=== Given data ===

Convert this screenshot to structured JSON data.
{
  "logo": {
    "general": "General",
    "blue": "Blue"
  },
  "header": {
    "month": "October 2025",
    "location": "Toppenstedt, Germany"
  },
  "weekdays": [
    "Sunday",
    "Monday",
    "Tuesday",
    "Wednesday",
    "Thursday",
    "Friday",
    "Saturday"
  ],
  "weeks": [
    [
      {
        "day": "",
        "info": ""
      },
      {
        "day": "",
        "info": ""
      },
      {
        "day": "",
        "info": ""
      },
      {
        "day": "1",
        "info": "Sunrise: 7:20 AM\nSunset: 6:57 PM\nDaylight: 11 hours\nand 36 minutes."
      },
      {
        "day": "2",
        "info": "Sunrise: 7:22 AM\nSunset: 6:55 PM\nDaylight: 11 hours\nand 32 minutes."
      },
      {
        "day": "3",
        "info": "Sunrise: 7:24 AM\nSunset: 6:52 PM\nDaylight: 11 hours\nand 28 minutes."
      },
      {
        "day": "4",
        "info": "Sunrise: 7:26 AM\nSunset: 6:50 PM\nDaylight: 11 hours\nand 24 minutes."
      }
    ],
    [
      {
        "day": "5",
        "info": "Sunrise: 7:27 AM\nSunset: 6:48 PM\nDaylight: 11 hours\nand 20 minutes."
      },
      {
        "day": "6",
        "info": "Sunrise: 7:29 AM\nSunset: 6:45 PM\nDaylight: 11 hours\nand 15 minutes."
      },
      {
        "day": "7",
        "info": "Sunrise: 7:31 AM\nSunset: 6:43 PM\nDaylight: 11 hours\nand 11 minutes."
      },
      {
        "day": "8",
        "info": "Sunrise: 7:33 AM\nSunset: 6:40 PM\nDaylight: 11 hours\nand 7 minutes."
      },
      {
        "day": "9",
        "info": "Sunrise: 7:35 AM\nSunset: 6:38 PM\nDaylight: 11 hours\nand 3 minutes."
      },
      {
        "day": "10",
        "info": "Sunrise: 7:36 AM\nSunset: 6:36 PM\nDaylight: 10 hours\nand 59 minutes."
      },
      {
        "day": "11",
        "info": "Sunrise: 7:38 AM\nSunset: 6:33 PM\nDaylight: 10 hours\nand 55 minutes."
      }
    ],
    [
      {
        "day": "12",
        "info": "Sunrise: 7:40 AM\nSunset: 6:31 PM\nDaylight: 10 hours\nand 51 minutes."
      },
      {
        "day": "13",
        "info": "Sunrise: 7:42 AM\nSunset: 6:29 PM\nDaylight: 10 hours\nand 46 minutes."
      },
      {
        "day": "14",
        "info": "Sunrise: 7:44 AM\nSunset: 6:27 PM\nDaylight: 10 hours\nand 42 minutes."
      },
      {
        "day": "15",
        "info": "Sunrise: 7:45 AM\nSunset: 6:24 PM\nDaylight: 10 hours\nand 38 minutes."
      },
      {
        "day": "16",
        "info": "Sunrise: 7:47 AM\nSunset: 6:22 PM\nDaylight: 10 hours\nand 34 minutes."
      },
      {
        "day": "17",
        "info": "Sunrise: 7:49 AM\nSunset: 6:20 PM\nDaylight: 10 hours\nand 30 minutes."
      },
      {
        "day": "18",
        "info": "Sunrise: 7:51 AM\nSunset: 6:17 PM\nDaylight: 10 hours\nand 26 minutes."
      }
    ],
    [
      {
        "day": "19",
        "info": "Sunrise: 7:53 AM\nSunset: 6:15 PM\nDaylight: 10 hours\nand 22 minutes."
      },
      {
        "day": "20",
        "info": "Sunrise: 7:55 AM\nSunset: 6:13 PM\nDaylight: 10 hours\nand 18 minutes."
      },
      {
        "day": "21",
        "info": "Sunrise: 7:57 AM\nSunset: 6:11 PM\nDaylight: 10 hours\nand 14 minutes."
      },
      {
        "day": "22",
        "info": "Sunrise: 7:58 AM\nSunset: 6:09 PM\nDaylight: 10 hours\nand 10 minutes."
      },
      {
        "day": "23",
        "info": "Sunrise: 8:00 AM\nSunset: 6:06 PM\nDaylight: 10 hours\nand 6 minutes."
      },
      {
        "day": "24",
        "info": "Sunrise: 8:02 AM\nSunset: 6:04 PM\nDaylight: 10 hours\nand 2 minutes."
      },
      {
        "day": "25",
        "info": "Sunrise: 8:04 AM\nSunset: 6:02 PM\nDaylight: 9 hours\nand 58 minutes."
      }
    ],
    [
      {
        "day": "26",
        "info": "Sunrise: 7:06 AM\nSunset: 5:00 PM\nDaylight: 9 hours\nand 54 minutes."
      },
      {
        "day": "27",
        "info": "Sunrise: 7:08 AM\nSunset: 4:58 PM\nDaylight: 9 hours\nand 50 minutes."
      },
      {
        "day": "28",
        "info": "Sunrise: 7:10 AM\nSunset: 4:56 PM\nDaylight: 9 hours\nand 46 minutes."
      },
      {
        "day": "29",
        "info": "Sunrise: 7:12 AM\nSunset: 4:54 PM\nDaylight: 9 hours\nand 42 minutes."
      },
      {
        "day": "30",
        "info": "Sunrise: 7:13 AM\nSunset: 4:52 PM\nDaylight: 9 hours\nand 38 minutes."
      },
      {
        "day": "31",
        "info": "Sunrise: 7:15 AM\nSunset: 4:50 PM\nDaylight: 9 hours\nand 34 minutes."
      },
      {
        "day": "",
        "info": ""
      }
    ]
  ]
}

===

(What you are asked to do)
Write out every line of the material again, exactly as it reads.

(Task answer)
Convert this screenshot to structured JSON data.
{
  "logo": {
    "general": "General",
    "blue": "Blue"
  },
  "header": {
    "month": "October 2025",
    "location": "Toppenstedt, Germany"
  },
  "weekdays": [
    "Sunday",
    "Monday",
    "Tuesday",
    "Wednesday",
    "Thursday",
    "Friday",
    "Saturday"
  ],
  "weeks": [
    [
      {
        "day": "",
        "info": ""
      },
      {
        "day": "",
        "info": ""
      },
      {
        "day": "",
        "info": ""
      },
      {
        "day": "1",
        "info": "Sunrise: 7:20 AM\nSunset: 6:57 PM\nDaylight: 11 hours\nand 36 minutes."
      },
      {
        "day": "2",
        "info": "Sunrise: 7:22 AM\nSunset: 6:55 PM\nDaylight: 11 hours\nand 32 minutes."
      },
      {
        "day": "3",
        "info": "Sunrise: 7:24 AM\nSunset: 6:52 PM\nDaylight: 11 hours\nand 28 minutes."
      },
      {
        "day": "4",
        "info": "Sunrise: 7:26 AM\nSunset: 6:50 PM\nDaylight: 11 hours\nand 24 minutes."
      }
    ],
    [
      {
        "day": "5",
        "info": "Sunrise: 7:27 AM\nSunset: 6:48 PM\nDaylight: 11 hours\nand 20 minutes."
      },
      {
        "day": "6",
        "info": "Sunrise: 7:29 AM\nSunset: 6:45 PM\nDaylight: 11 hours\nand 15 minutes."
      },
      {
        "day": "7",
        "info": "Sunrise: 7:31 AM\nSunset: 6:43 PM\nDaylight: 11 hours\nand 11 minutes."
      },
      {
        "day": "8",
        "info": "Sunrise: 7:33 AM\nSunset: 6:40 PM\nDaylight: 11 hours\nand 7 minutes."
      },
      {
        "day": "9",
        "info": "Sunrise: 7:35 AM\nSunset: 6:38 PM\nDaylight: 11 hours\nand 3 minutes."
      },
      {
        "day": "10",
        "info": "Sunrise: 7:36 AM\nSunset: 6:36 PM\nDaylight: 10 hours\nand 59 minutes."
      },
      {
        "day": "11",
        "info": "Sunrise: 7:38 AM\nSunset: 6:33 PM\nDaylight: 10 hours\nand 55 minutes."
      }
    ],
    [
      {
        "day": "12",
        "info": "Sunrise: 7:40 AM\nSunset: 6:31 PM\nDaylight: 10 hours\nand 51 minutes."
      },
      {
        "day": "13",
        "info": "Sunrise: 7:42 AM\nSunset: 6:29 PM\nDaylight: 10 hours\nand 46 minutes."
      },
      {
        "day": "14",
        "info": "Sunrise: 7:44 AM\nSunset: 6:27 PM\nDaylight: 10 hours\nand 42 minutes."
      },
      {
        "day": "15",
        "info": "Sunrise: 7:45 AM\nSunset: 6:24 PM\nDaylight: 10 hours\nand 38 minutes."
      },
      {
        "day": "16",
        "info": "Sunrise: 7:47 AM\nSunset: 6:22 PM\nDaylight: 10 hours\nand 34 minutes."
      },
      {
        "day": "17",
        "info": "Sunrise: 7:49 AM\nSunset: 6:20 PM\nDaylight: 10 hours\nand 30 minutes."
      },
      {
        "day": "18",
        "info": "Sunrise: 7:51 AM\nSunset: 6:17 PM\nDaylight: 10 hours\nand 26 minutes."
      }
    ],
    [
      {
        "day": "19",
        "info": "Sunrise: 7:53 AM\nSunset: 6:15 PM\nDaylight: 10 hours\nand 22 minutes."
      },
      {
        "day": "20",
        "info": "Sunrise: 7:55 AM\nSunset: 6:13 PM\nDaylight: 10 hours\nand 18 minutes."
      },
      {
        "day": "21",
        "info": "Sunrise: 7:57 AM\nSunset: 6:11 PM\nDaylight: 10 hours\nand 14 minutes."
      },
      {
        "day": "22",
        "info": "Sunrise: 7:58 AM\nSunset: 6:09 PM\nDaylight: 10 hours\nand 10 minutes."
      },
      {
        "day": "23",
        "info": "Sunrise: 8:00 AM\nSunset: 6:06 PM\nDaylight: 10 hours\nand 6 minutes."
      },
      {
        "day": "24",
        "info": "Sunrise: 8:02 AM\nSunset: 6:04 PM\nDaylight: 10 hours\nand 2 minutes."
      },
      {
        "day": "25",
        "info": "Sunrise: 8:04 AM\nSunset: 6:02 PM\nDaylight: 9 hours\nand 58 minutes."
      }
    ],
    [
      {
        "day": "26",
        "info": "Sunrise: 7:06 AM\nSunset: 5:00 PM\nDaylight: 9 hours\nand 54 minutes."
      },
      {
        "day": "27",
        "info": "Sunrise: 7:08 AM\nSunset: 4:58 PM\nDaylight: 9 hours\nand 50 minutes."
      },
      {
        "day": "28",
        "info": "Sunrise: 7:10 AM\nSunset: 4:56 PM\nDaylight: 9 hours\nand 46 minutes."
      },
      {
        "day": "29",
        "info": "Sunrise: 7:12 AM\nSunset: 4:54 PM\nDaylight: 9 hours\nand 42 minutes."
      },
      {
        "day": "30",
        "info": "Sunrise: 7:13 AM\nSunset: 4:52 PM\nDaylight: 9 hours\nand 38 minutes."
      },
      {
        "day": "31",
        "info": "Sunrise: 7:15 AM\nSunset: 4:50 PM\nDaylight: 9 hours\nand 34 minutes."
      },
      {
        "day": "",
        "info": ""
      }
    ]
  ]
}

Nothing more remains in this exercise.